=== DATA ===
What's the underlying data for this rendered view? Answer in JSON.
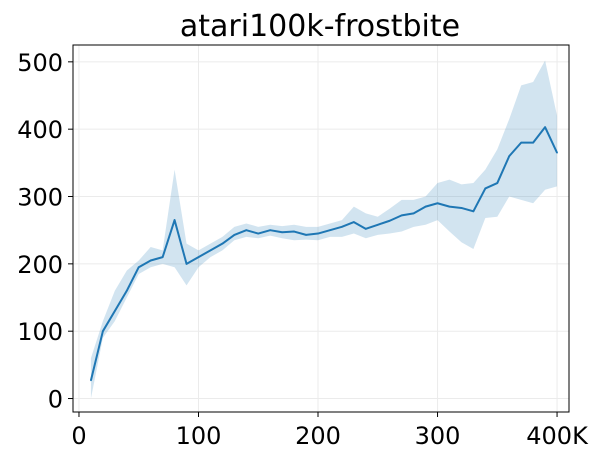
{
  "chart_data": {
    "type": "line",
    "title": "atari100k-frostbite",
    "xlabel": "",
    "ylabel": "",
    "xlim": [
      -5,
      410
    ],
    "ylim": [
      -20,
      525
    ],
    "x_ticks": [
      0,
      100,
      200,
      300,
      400
    ],
    "x_tick_labels": [
      "0",
      "100",
      "200",
      "300",
      "400K"
    ],
    "y_ticks": [
      0,
      100,
      200,
      300,
      400,
      500
    ],
    "y_tick_labels": [
      "0",
      "100",
      "200",
      "300",
      "400",
      "500"
    ],
    "grid": true,
    "legend": "none",
    "colors": {
      "line": "#1f77b4",
      "band": "#1f77b4"
    },
    "series": [
      {
        "x": [
          10,
          20,
          30,
          40,
          50,
          60,
          70,
          80,
          90,
          100,
          110,
          120,
          130,
          140,
          150,
          160,
          170,
          180,
          190,
          200,
          210,
          220,
          230,
          240,
          250,
          260,
          270,
          280,
          290,
          300,
          310,
          320,
          330,
          340,
          350,
          360,
          370,
          380,
          390,
          400
        ],
        "mean": [
          27,
          100,
          130,
          160,
          195,
          205,
          210,
          265,
          200,
          210,
          220,
          230,
          243,
          250,
          245,
          250,
          247,
          248,
          243,
          245,
          250,
          255,
          262,
          252,
          258,
          264,
          272,
          275,
          285,
          290,
          285,
          283,
          278,
          312,
          320,
          360,
          380,
          380,
          403,
          365
        ],
        "lower": [
          0,
          90,
          115,
          150,
          185,
          195,
          200,
          195,
          168,
          195,
          210,
          220,
          235,
          240,
          238,
          242,
          238,
          235,
          236,
          235,
          240,
          240,
          245,
          238,
          243,
          245,
          248,
          255,
          258,
          265,
          248,
          232,
          222,
          268,
          270,
          300,
          295,
          290,
          310,
          315
        ],
        "upper": [
          60,
          115,
          160,
          190,
          205,
          225,
          220,
          340,
          230,
          220,
          230,
          240,
          255,
          260,
          255,
          258,
          256,
          258,
          255,
          255,
          260,
          265,
          285,
          275,
          270,
          282,
          295,
          295,
          300,
          320,
          325,
          318,
          320,
          340,
          370,
          415,
          465,
          470,
          502,
          420
        ]
      }
    ]
  }
}
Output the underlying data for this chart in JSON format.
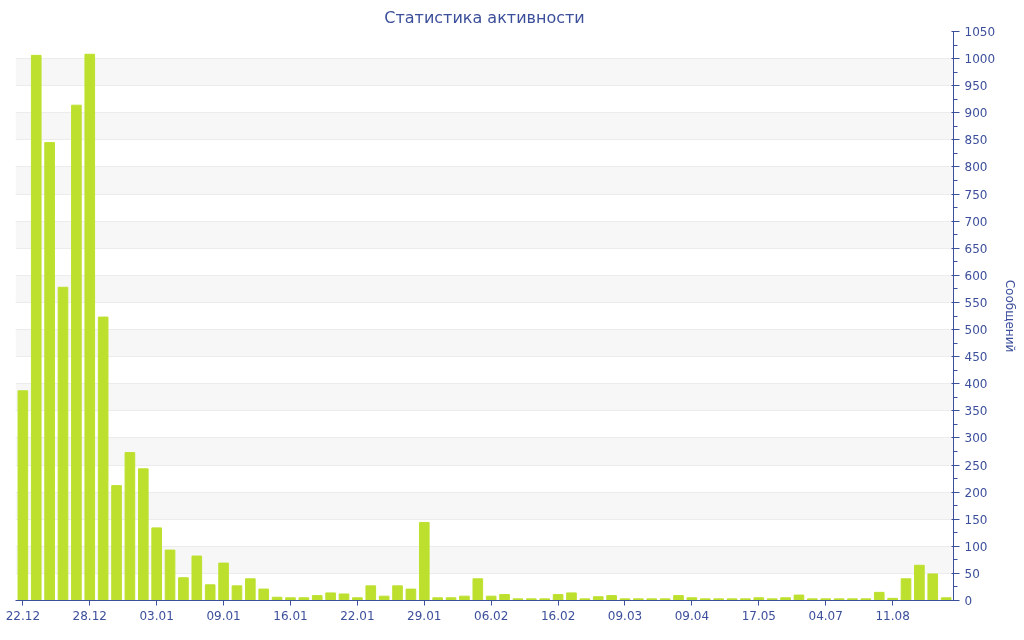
===
PROBLEM DETAILS ::
Transcribe each line above verbatim, with the pictures left out.

COMPLETE OUTPUT ::
What's the underlying data for this rendered view? Answer in JSON.
{
  "chart_data": {
    "type": "line",
    "title": "atari100k-frostbite",
    "xlabel": "",
    "ylabel": "",
    "xlim": [
      -5,
      410
    ],
    "ylim": [
      -20,
      525
    ],
    "x_ticks": [
      0,
      100,
      200,
      300,
      400
    ],
    "x_tick_labels": [
      "0",
      "100",
      "200",
      "300",
      "400K"
    ],
    "y_ticks": [
      0,
      100,
      200,
      300,
      400,
      500
    ],
    "y_tick_labels": [
      "0",
      "100",
      "200",
      "300",
      "400",
      "500"
    ],
    "grid": true,
    "legend": "none",
    "colors": {
      "line": "#1f77b4",
      "band": "#1f77b4"
    },
    "series": [
      {
        "x": [
          10,
          20,
          30,
          40,
          50,
          60,
          70,
          80,
          90,
          100,
          110,
          120,
          130,
          140,
          150,
          160,
          170,
          180,
          190,
          200,
          210,
          220,
          230,
          240,
          250,
          260,
          270,
          280,
          290,
          300,
          310,
          320,
          330,
          340,
          350,
          360,
          370,
          380,
          390,
          400
        ],
        "mean": [
          27,
          100,
          130,
          160,
          195,
          205,
          210,
          265,
          200,
          210,
          220,
          230,
          243,
          250,
          245,
          250,
          247,
          248,
          243,
          245,
          250,
          255,
          262,
          252,
          258,
          264,
          272,
          275,
          285,
          290,
          285,
          283,
          278,
          312,
          320,
          360,
          380,
          380,
          403,
          365
        ],
        "lower": [
          0,
          90,
          115,
          150,
          185,
          195,
          200,
          195,
          168,
          195,
          210,
          220,
          235,
          240,
          238,
          242,
          238,
          235,
          236,
          235,
          240,
          240,
          245,
          238,
          243,
          245,
          248,
          255,
          258,
          265,
          248,
          232,
          222,
          268,
          270,
          300,
          295,
          290,
          310,
          315
        ],
        "upper": [
          60,
          115,
          160,
          190,
          205,
          225,
          220,
          340,
          230,
          220,
          230,
          240,
          255,
          260,
          255,
          258,
          256,
          258,
          255,
          255,
          260,
          265,
          285,
          275,
          270,
          282,
          295,
          295,
          300,
          320,
          325,
          318,
          320,
          340,
          370,
          415,
          465,
          470,
          502,
          420
        ]
      }
    ]
  }
}
Output the underlying data for this chart in JSON format.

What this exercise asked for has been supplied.